### WHAT YOU SHOULD DO
Omit every picture while repeating the entries exactly.

### RAW RECORDS

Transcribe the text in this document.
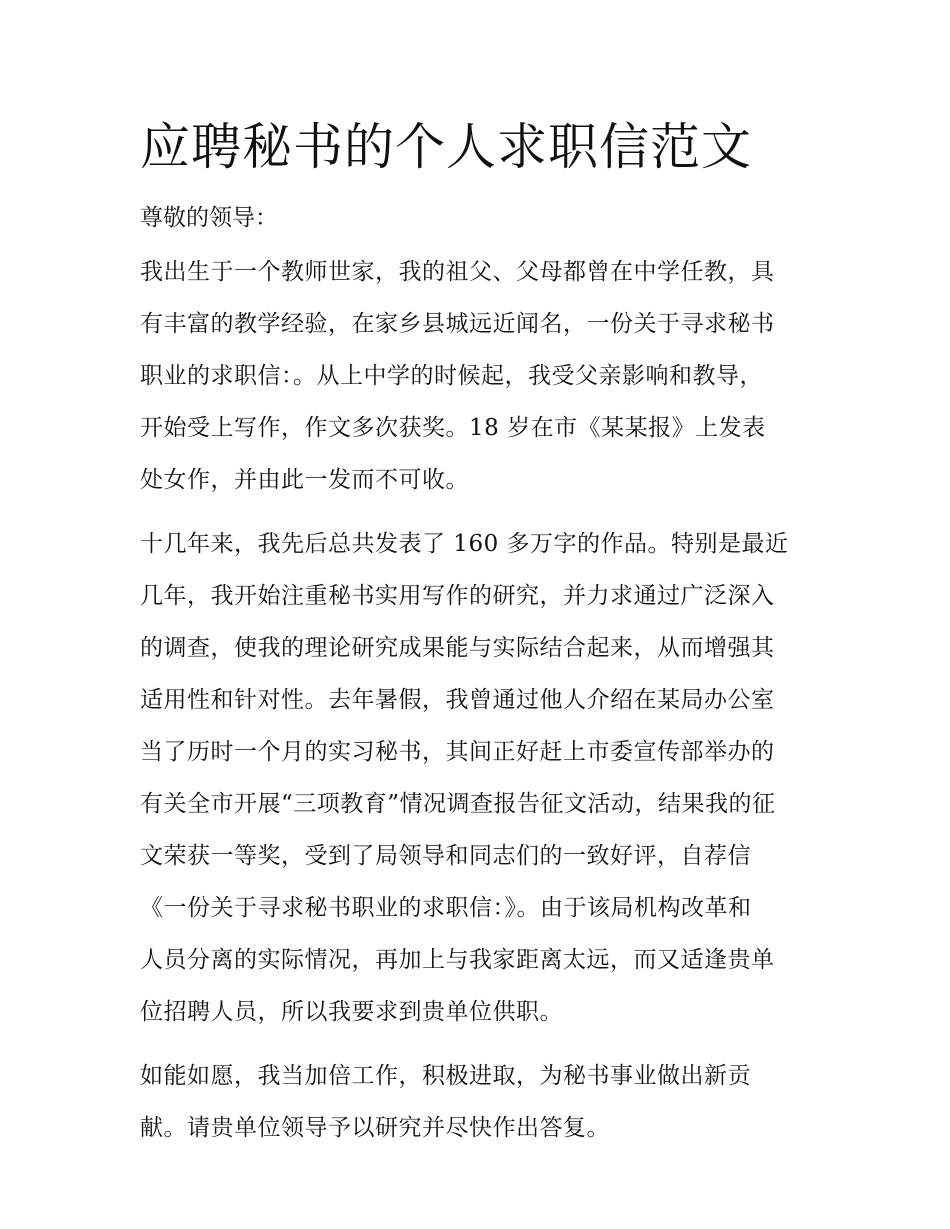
应聘秘书的个人求职信范文

尊敬的领导：

我出生于一个教师世家，我的祖父、父母都曾在中学任教，具
有丰富的教学经验，在家乡县城远近闻名，一份关于寻求秘书
职业的求职信：。从上中学的时候起，我受父亲影响和教导，
开始受上写作，作文多次获奖。18 岁在市《某某报》上发表
处女作，并由此一发而不可收。
十几年来，我先后总共发表了 160 多万字的作品。特别是最近
几年，我开始注重秘书实用写作的研究，并力求通过广泛深入
的调查，使我的理论研究成果能与实际结合起来，从而增强其
适用性和针对性。去年暑假，我曾通过他人介绍在某局办公室
当了历时一个月的实习秘书，其间正好赶上市委宣传部举办的
有关全市开展“三项教育”情况调查报告征文活动，结果我的征
文荣获一等奖，受到了局领导和同志们的一致好评，自荐信
《一份关于寻求秘书职业的求职信：》。由于该局机构改革和
人员分离的实际情况，再加上与我家距离太远，而又适逢贵单
位招聘人员，所以我要求到贵单位供职。
如能如愿，我当加倍工作，积极进取，为秘书事业做出新贡
献。请贵单位领导予以研究并尽快作出答复。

### FINAL RESULT
Transcribe the text in this document.
应聘秘书的个人求职信范文

尊敬的领导：

我出生于一个教师世家，我的祖父、父母都曾在中学任教，具
有丰富的教学经验，在家乡县城远近闻名，一份关于寻求秘书
职业的求职信：。从上中学的时候起，我受父亲影响和教导，
开始受上写作，作文多次获奖。18 岁在市《某某报》上发表
处女作，并由此一发而不可收。
十几年来，我先后总共发表了 160 多万字的作品。特别是最近
几年，我开始注重秘书实用写作的研究，并力求通过广泛深入
的调查，使我的理论研究成果能与实际结合起来，从而增强其
适用性和针对性。去年暑假，我曾通过他人介绍在某局办公室
当了历时一个月的实习秘书，其间正好赶上市委宣传部举办的
有关全市开展“三项教育”情况调查报告征文活动，结果我的征
文荣获一等奖，受到了局领导和同志们的一致好评，自荐信
《一份关于寻求秘书职业的求职信：》。由于该局机构改革和
人员分离的实际情况，再加上与我家距离太远，而又适逢贵单
位招聘人员，所以我要求到贵单位供职。
如能如愿，我当加倍工作，积极进取，为秘书事业做出新贡
献。请贵单位领导予以研究并尽快作出答复。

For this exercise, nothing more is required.